• [STATED EXERCISE]:
Go through the entries below and collect each line with the string "Create" in it.
# start of DATASET EXTRACT
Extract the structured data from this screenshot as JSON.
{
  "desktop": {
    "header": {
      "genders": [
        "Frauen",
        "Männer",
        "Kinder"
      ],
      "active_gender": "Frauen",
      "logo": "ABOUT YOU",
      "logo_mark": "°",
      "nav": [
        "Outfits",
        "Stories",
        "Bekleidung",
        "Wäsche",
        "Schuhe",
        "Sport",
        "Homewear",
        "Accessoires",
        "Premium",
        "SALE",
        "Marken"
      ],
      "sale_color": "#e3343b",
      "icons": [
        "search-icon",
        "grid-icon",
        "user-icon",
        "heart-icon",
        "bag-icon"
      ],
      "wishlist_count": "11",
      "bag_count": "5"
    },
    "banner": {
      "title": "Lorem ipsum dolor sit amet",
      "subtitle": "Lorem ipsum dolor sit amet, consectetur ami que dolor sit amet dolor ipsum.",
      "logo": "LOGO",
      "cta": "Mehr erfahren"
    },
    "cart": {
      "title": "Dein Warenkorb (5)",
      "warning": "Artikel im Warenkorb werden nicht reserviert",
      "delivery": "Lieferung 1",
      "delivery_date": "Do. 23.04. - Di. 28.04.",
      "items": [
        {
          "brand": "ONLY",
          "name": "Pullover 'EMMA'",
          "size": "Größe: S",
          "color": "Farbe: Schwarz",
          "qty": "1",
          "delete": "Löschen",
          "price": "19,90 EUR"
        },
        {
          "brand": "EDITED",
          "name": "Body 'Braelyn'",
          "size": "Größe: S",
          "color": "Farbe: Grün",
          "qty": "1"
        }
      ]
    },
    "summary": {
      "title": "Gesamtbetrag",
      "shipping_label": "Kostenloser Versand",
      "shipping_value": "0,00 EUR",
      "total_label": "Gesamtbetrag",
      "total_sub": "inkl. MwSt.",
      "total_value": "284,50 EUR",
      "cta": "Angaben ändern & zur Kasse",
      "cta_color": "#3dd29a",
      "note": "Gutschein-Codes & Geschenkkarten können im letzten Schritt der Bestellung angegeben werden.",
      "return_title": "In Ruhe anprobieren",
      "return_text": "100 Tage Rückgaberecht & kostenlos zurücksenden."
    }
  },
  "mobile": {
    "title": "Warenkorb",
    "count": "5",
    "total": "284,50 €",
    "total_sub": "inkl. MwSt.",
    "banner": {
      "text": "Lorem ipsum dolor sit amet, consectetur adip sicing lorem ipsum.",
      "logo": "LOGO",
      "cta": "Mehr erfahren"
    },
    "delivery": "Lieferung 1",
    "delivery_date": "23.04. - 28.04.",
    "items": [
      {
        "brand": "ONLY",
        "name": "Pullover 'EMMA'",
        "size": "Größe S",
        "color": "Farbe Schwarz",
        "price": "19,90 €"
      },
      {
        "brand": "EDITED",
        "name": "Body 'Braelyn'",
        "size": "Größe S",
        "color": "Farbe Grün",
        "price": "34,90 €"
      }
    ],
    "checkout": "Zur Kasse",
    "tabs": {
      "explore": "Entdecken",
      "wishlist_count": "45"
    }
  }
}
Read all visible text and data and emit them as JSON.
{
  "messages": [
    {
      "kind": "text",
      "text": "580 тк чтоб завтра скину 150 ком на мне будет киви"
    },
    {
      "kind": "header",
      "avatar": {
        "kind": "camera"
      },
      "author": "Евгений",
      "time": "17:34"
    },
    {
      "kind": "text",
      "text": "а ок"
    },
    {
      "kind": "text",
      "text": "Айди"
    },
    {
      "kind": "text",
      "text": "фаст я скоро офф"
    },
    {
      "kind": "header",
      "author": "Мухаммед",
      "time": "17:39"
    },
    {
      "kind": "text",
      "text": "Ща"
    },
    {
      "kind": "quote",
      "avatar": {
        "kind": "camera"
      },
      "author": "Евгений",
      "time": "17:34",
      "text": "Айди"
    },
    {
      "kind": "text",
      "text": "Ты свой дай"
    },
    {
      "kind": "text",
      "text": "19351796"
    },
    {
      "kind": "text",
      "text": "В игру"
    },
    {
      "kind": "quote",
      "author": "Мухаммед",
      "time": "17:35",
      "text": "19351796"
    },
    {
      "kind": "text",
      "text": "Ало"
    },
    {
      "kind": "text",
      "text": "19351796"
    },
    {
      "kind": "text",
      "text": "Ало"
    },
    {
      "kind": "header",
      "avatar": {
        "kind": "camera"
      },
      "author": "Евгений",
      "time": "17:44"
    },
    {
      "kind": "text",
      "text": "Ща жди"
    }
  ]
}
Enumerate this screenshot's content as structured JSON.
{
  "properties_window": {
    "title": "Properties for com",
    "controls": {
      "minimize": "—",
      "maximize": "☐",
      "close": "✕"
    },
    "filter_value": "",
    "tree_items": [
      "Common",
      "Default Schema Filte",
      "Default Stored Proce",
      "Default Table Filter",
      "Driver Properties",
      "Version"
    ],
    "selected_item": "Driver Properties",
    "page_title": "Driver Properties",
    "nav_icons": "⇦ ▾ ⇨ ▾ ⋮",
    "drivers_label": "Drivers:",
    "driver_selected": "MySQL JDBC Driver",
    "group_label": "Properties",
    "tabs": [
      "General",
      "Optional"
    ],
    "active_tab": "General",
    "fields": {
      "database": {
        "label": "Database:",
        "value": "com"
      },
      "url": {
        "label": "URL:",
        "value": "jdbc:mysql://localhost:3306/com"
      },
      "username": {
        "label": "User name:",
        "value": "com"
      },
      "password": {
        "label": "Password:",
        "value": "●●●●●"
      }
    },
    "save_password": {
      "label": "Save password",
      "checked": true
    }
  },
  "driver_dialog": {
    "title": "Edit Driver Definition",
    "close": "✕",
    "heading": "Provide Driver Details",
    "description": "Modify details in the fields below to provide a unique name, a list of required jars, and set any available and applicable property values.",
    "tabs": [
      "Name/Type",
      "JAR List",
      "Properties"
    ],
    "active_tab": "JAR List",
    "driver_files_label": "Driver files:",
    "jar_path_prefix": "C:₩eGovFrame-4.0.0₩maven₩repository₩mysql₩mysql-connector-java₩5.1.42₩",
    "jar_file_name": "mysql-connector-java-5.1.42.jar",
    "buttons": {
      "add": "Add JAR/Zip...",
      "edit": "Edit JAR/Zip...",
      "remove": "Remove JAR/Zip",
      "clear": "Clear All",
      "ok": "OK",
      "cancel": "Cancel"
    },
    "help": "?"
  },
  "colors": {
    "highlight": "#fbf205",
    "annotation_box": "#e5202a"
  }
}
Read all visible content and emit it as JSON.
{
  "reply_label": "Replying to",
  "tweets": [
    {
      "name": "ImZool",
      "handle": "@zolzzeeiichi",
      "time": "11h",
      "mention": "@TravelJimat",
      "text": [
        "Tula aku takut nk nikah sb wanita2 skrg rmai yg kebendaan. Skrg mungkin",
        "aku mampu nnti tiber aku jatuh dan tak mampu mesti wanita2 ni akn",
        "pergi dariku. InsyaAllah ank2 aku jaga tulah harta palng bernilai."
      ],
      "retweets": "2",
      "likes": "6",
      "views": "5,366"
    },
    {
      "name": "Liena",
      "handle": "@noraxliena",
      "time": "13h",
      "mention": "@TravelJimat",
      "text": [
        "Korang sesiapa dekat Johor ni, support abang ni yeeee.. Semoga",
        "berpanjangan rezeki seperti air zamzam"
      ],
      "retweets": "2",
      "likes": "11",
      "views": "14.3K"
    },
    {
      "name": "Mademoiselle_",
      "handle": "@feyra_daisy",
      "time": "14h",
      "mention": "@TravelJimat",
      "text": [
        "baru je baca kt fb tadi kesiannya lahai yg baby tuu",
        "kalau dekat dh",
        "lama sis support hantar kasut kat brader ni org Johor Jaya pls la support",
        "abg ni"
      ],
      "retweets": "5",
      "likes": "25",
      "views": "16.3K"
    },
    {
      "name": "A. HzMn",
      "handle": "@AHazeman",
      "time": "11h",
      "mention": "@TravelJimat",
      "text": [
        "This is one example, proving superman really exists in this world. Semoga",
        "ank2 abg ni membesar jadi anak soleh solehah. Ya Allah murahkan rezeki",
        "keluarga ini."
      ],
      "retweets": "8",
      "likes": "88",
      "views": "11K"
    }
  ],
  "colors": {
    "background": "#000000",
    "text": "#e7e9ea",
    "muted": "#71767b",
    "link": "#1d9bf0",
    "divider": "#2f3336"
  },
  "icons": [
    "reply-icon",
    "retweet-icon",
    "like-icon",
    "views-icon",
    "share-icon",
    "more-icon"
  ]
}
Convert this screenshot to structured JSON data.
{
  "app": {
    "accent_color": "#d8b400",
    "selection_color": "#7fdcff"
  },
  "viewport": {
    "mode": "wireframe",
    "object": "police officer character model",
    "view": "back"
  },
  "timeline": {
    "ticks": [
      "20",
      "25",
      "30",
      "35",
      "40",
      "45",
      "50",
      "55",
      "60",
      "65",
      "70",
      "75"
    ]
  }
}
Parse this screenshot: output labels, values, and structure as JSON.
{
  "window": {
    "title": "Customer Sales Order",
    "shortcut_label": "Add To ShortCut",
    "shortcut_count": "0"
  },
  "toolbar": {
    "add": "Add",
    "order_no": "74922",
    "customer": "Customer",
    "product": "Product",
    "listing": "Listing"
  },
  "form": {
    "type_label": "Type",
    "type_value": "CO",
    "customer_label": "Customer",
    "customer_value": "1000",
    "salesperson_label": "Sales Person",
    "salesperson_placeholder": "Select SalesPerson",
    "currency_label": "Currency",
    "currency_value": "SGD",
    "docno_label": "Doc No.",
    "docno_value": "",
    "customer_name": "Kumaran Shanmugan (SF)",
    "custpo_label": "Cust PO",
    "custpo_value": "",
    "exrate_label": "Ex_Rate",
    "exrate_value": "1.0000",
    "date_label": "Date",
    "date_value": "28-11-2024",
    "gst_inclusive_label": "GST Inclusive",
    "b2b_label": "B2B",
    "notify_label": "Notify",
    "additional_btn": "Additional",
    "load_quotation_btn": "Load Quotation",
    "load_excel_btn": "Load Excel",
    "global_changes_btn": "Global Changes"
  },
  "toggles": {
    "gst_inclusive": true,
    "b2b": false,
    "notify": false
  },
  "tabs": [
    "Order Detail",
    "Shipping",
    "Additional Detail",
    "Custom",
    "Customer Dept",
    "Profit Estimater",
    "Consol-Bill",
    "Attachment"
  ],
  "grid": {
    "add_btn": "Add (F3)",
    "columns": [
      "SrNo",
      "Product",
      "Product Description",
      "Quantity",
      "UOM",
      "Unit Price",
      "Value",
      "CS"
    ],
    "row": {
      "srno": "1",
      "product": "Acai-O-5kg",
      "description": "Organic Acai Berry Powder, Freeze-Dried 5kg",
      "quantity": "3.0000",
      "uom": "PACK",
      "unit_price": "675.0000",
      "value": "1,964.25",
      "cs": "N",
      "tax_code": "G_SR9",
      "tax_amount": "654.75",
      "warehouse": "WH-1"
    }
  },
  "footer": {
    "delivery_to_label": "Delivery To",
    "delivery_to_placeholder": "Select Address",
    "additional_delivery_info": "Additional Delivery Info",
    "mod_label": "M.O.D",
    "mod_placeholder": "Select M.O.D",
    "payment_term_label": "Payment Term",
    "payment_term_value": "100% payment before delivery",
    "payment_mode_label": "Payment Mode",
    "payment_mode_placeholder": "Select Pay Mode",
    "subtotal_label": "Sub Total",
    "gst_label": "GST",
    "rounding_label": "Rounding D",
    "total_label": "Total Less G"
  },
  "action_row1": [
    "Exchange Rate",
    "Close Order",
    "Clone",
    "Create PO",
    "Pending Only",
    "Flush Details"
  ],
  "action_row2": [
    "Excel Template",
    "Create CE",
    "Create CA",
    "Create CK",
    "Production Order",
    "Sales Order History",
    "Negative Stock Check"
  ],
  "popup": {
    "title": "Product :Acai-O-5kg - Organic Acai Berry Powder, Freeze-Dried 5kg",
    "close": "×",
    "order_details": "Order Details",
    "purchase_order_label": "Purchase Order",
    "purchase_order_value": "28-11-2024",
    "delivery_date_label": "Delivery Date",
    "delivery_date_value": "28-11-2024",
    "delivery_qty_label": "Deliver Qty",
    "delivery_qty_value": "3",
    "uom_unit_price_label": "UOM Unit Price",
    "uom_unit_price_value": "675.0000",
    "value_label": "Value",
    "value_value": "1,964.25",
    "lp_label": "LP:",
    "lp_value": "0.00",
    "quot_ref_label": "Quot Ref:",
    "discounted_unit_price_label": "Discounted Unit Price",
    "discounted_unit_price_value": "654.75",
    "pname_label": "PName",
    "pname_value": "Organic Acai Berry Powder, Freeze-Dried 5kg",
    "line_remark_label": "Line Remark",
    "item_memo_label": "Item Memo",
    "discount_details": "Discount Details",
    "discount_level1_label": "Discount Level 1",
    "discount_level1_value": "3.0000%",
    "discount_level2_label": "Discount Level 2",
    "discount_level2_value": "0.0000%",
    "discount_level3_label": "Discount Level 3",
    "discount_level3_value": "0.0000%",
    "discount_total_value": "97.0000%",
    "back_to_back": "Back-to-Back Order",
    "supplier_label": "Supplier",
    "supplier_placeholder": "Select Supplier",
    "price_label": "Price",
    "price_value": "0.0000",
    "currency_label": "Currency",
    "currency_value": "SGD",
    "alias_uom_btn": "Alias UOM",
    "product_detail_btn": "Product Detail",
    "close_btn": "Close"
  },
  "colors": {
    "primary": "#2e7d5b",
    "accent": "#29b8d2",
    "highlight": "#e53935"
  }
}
# end of DATASET EXTRACT
• [RESULT]:
    "Create PO",
    "Create CE",
    "Create CA",
    "Create CK",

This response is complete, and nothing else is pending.